RECORDS FOR THE TASK:
=-=-=-=-=
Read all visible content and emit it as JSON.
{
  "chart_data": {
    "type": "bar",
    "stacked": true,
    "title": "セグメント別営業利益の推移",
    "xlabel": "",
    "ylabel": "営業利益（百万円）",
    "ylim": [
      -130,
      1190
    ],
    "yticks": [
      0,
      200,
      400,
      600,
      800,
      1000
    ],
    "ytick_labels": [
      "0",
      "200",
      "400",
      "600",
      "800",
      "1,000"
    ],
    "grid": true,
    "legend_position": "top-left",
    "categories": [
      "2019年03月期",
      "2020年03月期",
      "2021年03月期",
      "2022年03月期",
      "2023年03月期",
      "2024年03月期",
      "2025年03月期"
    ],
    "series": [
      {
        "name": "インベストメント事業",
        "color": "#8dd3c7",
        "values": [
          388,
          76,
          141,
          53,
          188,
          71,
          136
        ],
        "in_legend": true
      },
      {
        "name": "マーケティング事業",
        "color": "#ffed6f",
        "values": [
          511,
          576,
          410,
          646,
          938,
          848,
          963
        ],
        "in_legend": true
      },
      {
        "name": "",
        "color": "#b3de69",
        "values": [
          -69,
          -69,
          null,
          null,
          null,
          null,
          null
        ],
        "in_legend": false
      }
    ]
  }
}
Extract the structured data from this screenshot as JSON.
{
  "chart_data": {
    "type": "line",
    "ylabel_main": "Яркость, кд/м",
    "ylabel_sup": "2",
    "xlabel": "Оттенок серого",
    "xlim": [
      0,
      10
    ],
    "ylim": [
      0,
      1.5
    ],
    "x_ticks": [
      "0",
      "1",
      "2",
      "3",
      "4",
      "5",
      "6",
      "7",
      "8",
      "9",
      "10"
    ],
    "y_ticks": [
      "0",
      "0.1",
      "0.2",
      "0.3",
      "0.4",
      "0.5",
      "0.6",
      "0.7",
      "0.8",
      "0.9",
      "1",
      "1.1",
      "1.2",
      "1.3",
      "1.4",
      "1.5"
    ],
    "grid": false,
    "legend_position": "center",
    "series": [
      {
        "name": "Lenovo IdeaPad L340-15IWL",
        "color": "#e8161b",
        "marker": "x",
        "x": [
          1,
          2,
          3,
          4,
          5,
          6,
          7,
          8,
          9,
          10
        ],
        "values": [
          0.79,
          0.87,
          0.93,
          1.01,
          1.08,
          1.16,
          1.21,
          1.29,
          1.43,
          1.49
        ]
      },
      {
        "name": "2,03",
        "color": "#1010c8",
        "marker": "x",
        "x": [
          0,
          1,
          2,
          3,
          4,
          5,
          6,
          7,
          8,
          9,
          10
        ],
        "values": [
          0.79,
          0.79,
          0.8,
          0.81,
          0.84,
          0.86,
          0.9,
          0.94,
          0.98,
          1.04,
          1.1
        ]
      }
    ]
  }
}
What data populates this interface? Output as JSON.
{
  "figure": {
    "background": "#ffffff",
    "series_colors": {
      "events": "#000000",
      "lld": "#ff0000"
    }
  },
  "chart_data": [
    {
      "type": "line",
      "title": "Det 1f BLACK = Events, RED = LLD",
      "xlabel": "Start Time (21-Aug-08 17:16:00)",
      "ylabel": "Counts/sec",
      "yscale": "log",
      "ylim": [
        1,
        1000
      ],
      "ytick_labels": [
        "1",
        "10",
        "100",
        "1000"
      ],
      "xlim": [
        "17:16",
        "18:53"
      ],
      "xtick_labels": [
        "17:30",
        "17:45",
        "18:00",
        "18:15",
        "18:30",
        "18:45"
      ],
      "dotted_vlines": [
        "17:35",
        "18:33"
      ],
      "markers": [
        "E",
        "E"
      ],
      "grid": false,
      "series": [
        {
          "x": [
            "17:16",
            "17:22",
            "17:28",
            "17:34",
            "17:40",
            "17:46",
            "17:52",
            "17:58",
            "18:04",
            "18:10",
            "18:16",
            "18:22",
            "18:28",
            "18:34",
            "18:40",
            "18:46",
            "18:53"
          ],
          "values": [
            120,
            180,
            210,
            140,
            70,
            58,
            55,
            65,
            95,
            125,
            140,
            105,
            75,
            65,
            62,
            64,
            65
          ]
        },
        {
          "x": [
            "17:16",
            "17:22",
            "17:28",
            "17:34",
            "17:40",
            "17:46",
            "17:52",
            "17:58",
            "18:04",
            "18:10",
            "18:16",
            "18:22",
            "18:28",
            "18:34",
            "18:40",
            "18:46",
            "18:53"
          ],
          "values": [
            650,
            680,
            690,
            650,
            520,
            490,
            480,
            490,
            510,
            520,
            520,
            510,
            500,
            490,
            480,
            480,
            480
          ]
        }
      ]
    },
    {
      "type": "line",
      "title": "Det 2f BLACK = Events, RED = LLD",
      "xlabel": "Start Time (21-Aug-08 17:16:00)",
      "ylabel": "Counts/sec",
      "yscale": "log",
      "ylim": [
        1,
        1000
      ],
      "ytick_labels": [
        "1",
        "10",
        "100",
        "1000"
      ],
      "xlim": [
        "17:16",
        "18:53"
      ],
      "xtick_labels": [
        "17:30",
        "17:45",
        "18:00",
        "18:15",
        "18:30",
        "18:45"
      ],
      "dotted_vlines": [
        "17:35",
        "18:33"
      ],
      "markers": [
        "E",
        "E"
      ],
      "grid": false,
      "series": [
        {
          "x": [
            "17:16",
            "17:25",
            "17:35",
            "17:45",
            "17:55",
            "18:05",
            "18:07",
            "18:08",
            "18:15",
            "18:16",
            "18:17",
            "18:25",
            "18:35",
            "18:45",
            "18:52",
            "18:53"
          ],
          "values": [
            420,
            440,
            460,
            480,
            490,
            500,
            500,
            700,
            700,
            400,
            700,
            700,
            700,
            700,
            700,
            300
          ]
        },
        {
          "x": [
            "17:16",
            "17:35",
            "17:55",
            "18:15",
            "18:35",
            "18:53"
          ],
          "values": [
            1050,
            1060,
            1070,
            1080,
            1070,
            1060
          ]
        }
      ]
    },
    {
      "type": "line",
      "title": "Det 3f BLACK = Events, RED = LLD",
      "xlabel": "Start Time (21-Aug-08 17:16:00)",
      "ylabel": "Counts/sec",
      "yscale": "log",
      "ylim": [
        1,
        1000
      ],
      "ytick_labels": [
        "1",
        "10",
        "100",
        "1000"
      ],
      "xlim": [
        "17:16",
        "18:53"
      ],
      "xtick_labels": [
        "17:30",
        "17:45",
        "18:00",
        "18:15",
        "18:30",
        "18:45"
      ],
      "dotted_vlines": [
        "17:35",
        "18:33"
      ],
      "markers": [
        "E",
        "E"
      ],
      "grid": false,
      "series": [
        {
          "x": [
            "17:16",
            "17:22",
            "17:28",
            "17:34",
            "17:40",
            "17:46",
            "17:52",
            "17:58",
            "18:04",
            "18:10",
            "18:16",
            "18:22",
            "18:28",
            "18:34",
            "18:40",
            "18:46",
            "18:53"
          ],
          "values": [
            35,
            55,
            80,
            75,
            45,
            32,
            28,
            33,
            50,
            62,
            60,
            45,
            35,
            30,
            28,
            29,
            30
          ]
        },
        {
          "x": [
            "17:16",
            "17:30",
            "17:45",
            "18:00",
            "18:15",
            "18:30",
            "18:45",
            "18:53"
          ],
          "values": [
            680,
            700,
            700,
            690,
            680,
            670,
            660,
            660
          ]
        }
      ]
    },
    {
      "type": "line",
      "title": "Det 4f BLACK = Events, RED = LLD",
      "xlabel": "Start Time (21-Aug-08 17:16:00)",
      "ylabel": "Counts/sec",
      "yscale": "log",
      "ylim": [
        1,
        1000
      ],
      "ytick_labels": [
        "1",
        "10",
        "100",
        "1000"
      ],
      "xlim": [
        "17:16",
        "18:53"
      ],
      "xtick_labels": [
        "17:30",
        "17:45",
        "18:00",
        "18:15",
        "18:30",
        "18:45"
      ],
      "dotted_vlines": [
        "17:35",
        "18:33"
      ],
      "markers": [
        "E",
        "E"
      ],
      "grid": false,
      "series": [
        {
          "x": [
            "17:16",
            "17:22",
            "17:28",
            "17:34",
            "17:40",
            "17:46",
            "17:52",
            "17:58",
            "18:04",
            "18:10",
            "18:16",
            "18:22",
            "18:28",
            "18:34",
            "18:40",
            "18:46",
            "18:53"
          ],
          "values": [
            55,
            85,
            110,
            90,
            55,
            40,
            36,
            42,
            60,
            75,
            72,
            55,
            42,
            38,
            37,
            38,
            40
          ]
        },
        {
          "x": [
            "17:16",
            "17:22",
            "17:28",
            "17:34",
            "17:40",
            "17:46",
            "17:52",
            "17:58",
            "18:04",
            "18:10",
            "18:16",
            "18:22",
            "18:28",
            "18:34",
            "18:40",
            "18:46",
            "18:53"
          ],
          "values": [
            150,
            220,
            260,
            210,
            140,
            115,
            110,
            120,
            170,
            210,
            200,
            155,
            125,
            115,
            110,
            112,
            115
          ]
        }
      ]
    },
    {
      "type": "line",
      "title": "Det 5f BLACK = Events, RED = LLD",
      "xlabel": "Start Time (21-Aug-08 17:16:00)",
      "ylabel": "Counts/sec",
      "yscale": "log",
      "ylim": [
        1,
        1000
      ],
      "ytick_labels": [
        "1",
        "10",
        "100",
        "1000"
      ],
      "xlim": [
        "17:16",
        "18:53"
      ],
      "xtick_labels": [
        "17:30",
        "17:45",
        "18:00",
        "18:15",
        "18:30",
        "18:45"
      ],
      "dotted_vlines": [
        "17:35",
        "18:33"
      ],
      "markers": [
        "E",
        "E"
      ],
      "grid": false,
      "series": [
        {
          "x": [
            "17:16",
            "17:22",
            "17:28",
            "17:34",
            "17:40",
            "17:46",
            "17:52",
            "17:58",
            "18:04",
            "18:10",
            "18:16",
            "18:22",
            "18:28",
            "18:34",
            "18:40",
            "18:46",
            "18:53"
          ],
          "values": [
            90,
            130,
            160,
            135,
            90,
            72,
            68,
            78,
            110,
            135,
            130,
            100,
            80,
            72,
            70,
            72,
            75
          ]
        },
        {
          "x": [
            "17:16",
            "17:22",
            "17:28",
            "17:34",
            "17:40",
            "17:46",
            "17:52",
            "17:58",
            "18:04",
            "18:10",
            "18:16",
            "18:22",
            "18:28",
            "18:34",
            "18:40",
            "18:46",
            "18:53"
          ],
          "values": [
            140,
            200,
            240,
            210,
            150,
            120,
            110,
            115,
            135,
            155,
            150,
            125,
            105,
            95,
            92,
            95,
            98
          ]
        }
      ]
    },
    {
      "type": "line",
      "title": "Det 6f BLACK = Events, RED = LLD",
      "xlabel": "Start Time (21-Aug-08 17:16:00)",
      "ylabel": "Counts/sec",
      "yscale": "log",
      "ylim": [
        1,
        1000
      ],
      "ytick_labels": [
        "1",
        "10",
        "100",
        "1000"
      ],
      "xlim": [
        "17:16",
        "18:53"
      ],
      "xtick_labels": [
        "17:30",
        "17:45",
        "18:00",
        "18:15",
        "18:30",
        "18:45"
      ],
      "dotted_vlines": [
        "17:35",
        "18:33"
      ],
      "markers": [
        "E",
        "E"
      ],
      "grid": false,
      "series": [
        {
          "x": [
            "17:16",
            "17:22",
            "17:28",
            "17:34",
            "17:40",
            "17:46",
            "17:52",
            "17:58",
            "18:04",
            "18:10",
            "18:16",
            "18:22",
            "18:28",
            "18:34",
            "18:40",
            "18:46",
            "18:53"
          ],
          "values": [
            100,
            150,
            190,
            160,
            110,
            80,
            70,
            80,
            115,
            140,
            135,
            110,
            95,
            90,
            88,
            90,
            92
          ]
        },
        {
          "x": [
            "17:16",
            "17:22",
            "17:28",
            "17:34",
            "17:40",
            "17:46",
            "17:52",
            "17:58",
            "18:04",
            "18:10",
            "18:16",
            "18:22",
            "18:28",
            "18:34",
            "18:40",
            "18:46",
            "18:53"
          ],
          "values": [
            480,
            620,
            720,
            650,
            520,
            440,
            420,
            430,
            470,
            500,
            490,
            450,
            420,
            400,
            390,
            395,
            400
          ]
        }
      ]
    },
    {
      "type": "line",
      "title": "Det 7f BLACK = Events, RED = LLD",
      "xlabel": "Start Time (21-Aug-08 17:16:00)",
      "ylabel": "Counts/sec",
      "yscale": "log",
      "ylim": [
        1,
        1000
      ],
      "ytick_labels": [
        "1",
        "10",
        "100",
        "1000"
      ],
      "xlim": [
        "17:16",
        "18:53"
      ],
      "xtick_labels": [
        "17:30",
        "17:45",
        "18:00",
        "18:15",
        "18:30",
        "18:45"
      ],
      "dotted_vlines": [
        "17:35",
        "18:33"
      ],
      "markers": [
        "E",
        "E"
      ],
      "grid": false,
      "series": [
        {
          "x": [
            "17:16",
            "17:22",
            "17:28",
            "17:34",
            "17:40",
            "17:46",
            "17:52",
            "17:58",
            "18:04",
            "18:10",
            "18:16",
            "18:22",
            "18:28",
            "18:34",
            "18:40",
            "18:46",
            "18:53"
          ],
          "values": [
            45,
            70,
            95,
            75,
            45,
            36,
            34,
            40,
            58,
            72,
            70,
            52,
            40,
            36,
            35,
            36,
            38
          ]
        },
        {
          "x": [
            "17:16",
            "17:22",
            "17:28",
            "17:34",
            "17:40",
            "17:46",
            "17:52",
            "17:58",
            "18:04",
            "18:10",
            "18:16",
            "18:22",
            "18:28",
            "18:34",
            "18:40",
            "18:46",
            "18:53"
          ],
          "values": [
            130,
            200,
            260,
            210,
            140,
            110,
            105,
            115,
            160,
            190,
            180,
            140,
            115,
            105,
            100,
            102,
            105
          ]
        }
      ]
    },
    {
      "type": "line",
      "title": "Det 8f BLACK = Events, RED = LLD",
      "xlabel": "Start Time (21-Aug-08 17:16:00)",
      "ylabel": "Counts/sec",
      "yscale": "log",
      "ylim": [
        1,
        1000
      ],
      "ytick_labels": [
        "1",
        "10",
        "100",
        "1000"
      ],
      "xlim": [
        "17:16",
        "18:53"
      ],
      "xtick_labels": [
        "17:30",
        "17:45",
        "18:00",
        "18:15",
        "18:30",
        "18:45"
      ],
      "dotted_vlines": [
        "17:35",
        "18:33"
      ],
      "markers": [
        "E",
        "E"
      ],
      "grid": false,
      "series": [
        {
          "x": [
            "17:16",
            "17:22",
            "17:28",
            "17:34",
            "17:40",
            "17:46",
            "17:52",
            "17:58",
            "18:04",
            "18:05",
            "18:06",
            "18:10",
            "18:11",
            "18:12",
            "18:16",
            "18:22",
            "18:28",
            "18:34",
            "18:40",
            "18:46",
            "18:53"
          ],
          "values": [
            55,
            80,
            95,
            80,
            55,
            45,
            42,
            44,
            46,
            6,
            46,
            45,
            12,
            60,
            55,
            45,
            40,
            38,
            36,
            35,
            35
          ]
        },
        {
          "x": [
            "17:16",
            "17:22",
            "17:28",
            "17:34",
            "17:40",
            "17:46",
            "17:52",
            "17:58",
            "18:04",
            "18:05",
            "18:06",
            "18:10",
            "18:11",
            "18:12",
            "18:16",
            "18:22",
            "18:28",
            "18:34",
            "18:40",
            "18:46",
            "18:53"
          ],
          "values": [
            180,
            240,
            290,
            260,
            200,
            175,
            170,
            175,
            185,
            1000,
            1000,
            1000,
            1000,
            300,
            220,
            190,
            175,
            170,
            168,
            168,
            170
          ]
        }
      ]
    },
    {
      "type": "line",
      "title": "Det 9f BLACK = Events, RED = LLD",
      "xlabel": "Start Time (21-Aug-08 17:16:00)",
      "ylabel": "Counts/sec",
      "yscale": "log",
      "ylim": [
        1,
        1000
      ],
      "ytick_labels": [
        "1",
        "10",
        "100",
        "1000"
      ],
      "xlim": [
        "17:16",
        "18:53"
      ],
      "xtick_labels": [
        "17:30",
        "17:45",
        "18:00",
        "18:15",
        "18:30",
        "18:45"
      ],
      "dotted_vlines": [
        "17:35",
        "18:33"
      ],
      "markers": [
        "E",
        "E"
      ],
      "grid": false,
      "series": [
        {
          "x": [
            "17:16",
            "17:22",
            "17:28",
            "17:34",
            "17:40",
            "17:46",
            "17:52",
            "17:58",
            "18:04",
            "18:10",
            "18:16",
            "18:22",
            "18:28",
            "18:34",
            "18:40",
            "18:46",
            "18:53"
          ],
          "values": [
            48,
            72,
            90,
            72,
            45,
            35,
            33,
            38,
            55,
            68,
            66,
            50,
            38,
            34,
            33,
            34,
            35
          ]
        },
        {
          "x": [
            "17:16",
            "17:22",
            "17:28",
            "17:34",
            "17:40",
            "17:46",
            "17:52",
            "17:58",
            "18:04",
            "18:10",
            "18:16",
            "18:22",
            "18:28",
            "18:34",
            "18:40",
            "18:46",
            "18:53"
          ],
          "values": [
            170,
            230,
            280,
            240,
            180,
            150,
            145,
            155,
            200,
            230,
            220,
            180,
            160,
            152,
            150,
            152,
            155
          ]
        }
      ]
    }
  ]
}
=-=-=-=-=
TASK INSTRUCTIONS: Considering only the records above, state the number of lines that include the word "name", with nothing added.

COMPLETED EXERCISE: 5